Given exercise |
Reproduce verbatim the stretch of entries from the very start through the line containing "window-title: Caches xyxy=(464,9,518,26)", including that line.

Given entries |
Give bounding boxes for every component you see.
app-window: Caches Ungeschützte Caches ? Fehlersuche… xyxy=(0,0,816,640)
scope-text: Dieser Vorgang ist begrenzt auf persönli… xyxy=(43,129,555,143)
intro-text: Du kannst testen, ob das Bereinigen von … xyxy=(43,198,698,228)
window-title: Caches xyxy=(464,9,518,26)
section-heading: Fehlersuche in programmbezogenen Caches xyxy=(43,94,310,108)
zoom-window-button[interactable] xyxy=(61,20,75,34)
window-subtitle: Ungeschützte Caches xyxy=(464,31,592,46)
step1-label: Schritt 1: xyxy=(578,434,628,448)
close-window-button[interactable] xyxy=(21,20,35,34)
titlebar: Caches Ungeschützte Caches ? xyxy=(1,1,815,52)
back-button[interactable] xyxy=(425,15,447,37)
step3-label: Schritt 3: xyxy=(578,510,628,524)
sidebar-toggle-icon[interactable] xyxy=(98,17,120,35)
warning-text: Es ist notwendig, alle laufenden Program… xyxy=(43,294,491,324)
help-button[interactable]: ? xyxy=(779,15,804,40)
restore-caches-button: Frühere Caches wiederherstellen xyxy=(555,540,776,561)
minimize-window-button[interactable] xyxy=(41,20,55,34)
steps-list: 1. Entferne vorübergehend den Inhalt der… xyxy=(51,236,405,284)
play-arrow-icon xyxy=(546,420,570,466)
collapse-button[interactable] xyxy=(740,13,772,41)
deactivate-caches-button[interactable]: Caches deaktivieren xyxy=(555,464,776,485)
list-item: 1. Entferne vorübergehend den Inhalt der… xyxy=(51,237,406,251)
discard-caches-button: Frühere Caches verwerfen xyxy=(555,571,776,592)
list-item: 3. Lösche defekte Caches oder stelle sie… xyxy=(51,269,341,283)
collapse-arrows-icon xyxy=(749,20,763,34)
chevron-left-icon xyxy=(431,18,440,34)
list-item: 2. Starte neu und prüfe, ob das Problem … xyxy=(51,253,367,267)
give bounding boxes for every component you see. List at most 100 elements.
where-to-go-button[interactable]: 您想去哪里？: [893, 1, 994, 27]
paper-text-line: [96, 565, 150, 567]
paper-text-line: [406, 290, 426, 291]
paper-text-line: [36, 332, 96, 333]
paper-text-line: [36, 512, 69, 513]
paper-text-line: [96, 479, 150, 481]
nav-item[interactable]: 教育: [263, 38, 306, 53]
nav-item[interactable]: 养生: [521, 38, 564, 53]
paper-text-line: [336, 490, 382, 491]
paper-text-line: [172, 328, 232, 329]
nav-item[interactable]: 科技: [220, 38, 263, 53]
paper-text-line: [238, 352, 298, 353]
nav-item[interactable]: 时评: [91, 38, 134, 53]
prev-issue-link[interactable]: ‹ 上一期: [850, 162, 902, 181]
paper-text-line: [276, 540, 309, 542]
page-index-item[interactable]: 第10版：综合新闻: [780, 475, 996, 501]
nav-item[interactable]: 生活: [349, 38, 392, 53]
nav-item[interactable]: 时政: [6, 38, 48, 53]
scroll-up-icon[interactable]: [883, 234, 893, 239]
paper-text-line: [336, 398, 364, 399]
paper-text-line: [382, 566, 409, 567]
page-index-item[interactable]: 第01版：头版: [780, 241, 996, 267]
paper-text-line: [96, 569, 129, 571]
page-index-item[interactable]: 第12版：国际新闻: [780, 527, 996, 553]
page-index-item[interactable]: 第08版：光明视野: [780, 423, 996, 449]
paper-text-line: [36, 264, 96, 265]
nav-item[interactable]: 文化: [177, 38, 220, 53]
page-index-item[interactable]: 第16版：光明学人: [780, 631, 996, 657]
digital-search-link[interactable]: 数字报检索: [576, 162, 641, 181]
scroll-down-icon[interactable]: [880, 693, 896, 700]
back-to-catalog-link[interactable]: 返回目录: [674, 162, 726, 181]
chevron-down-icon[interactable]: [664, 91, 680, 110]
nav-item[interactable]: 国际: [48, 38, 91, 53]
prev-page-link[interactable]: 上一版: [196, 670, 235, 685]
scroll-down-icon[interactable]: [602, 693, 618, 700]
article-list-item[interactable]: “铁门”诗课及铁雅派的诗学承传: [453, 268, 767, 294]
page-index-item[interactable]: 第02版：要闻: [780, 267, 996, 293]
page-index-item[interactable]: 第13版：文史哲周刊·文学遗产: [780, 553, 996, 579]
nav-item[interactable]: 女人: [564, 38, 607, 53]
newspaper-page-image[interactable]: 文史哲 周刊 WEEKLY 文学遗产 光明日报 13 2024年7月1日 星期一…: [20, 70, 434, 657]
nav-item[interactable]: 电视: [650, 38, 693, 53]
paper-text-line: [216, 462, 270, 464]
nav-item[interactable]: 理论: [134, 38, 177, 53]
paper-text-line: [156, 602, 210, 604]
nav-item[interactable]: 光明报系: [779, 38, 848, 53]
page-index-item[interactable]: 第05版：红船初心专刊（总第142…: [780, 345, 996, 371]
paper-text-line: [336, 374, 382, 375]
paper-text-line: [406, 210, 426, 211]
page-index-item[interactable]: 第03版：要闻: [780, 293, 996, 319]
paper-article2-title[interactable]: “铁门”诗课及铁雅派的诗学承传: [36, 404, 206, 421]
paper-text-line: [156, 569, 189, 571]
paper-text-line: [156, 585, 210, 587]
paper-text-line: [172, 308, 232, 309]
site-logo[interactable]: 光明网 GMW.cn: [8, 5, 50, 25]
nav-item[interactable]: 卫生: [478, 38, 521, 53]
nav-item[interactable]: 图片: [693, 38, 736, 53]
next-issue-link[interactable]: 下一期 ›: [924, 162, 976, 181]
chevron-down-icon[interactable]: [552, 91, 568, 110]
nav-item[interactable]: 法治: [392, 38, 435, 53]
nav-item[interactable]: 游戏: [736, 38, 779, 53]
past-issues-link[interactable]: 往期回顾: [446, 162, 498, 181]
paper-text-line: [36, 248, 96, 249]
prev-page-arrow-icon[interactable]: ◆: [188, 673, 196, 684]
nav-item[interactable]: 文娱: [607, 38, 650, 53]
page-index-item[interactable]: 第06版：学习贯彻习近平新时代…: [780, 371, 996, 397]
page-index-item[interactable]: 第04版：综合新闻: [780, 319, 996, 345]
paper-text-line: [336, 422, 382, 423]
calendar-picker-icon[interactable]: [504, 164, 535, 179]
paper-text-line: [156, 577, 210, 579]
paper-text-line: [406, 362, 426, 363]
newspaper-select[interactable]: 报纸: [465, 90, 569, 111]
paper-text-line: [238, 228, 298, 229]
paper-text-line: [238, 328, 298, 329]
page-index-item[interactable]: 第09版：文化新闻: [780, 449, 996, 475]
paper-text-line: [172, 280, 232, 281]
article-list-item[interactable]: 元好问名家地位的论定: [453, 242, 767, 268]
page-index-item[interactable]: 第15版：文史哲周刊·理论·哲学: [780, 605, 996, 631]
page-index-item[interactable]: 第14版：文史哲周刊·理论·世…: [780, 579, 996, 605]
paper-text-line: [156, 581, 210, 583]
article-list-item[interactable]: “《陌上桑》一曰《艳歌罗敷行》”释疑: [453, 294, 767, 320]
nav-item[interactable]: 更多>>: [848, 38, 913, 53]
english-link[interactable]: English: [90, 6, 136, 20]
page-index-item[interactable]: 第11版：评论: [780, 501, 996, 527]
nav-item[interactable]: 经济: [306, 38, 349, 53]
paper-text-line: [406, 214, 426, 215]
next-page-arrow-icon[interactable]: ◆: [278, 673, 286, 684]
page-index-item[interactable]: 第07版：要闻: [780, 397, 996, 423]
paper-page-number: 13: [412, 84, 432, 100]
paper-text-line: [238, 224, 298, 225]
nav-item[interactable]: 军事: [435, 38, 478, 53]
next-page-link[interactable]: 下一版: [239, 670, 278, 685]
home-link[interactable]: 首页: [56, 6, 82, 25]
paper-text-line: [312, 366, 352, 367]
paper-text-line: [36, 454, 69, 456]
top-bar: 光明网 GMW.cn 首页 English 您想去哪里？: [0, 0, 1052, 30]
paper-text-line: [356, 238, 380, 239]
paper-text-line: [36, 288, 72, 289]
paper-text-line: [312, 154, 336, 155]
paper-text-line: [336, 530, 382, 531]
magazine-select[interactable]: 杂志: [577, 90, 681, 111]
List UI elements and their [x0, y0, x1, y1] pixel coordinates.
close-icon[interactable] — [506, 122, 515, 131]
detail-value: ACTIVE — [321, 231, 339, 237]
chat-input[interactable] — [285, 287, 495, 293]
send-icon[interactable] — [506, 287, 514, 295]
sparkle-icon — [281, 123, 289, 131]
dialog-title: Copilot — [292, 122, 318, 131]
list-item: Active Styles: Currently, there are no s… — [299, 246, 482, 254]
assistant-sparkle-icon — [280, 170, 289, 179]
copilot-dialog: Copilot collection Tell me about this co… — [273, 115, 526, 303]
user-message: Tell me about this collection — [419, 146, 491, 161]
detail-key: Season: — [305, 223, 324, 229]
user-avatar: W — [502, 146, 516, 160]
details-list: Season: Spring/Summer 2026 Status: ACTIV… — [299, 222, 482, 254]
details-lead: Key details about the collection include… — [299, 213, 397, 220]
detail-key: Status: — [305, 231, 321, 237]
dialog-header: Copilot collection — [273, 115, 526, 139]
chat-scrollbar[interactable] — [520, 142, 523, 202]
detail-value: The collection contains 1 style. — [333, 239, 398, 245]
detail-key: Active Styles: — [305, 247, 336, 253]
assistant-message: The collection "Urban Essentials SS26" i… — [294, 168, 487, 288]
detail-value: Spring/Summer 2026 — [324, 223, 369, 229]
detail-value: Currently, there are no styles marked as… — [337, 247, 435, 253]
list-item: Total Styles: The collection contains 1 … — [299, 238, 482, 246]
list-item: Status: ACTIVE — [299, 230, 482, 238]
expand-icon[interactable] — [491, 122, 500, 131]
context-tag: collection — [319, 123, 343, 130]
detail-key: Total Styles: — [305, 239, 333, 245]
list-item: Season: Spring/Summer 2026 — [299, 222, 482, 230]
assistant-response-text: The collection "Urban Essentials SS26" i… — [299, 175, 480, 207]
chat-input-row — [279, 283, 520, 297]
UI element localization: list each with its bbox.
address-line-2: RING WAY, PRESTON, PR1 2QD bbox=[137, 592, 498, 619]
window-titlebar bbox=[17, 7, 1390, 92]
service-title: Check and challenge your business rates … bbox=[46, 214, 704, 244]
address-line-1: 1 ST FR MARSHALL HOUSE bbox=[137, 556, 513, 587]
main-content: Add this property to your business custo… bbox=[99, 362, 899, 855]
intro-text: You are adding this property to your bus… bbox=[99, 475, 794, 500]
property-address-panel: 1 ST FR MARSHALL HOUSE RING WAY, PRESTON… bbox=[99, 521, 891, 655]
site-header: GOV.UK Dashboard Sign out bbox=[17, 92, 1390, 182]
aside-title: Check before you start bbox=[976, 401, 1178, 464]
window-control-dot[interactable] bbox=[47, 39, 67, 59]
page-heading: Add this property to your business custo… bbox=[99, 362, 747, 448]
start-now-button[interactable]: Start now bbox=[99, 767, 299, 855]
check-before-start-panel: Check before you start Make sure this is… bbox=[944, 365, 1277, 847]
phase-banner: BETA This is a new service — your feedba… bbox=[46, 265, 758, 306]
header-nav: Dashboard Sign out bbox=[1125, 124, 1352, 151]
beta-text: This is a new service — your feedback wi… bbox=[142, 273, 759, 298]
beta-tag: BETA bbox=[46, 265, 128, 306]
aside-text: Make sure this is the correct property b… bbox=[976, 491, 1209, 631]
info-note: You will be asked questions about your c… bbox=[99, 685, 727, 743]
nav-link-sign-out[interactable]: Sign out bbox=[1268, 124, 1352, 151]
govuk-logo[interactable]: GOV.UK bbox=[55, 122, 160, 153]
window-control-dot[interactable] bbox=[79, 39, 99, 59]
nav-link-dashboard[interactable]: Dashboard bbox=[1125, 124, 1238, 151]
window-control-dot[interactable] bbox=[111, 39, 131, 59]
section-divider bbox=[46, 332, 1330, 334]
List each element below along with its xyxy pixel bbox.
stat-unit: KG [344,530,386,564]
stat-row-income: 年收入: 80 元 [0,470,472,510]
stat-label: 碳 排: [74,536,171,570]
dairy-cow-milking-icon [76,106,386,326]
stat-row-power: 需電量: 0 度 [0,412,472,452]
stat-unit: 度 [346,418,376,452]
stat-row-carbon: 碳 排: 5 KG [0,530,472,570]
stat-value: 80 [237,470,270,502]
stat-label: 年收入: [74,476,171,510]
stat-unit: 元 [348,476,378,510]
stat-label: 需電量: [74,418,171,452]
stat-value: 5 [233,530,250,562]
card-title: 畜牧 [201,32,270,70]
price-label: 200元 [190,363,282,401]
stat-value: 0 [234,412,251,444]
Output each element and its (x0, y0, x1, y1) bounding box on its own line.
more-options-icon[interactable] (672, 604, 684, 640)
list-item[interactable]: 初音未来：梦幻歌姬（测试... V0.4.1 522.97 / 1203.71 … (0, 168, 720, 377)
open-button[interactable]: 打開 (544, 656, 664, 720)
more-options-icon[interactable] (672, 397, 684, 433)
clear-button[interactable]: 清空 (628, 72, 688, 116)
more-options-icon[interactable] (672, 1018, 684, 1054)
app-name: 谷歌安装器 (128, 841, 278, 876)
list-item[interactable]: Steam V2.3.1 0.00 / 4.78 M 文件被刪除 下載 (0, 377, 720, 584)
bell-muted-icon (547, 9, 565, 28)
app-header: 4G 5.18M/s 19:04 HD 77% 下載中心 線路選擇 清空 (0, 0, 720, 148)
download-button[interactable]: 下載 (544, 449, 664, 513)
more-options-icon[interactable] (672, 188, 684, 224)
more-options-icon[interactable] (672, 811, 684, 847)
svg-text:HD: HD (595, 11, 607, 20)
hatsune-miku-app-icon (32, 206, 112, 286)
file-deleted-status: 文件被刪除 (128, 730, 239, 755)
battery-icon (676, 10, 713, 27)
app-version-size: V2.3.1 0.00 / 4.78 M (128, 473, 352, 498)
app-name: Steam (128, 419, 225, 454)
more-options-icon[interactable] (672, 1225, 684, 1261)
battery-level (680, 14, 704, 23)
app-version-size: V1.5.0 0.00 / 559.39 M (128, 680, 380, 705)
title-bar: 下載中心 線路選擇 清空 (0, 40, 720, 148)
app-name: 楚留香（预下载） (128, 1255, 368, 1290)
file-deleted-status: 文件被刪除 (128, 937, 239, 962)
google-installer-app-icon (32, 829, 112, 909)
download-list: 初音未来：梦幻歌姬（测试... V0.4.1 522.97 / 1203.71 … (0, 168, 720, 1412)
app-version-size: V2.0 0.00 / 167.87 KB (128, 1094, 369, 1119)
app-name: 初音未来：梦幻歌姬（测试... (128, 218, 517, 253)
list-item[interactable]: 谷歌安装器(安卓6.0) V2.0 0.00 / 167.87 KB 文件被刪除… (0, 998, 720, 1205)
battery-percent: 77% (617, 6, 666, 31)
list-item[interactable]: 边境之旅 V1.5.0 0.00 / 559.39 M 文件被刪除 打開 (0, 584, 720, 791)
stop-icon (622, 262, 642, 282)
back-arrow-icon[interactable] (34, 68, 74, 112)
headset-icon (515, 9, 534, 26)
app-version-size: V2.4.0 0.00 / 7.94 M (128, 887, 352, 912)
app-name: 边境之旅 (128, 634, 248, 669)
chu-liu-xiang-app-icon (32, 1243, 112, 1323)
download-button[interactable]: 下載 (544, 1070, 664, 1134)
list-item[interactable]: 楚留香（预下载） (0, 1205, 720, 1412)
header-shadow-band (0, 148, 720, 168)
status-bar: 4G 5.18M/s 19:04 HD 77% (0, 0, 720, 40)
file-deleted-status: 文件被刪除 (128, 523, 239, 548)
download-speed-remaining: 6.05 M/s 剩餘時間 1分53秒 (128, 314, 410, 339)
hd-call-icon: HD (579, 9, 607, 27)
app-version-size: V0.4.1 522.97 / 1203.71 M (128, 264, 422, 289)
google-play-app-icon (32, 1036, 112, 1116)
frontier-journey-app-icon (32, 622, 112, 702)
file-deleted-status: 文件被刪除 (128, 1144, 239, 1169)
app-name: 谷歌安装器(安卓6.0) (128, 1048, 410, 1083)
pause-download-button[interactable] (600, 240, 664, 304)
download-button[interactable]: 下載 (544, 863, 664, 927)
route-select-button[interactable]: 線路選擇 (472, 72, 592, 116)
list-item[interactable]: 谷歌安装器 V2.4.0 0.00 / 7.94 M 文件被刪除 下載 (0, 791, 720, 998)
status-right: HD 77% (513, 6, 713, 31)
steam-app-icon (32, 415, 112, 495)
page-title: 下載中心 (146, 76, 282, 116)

Result of the exercise |
Give bounding boxes for every component you see.
app-window: Caches Ungeschützte Caches ? Fehlersuche… xyxy=(0,0,816,640)
scope-text: Dieser Vorgang ist begrenzt auf persönli… xyxy=(43,129,555,143)
intro-text: Du kannst testen, ob das Bereinigen von … xyxy=(43,198,698,228)
window-title: Caches xyxy=(464,9,518,26)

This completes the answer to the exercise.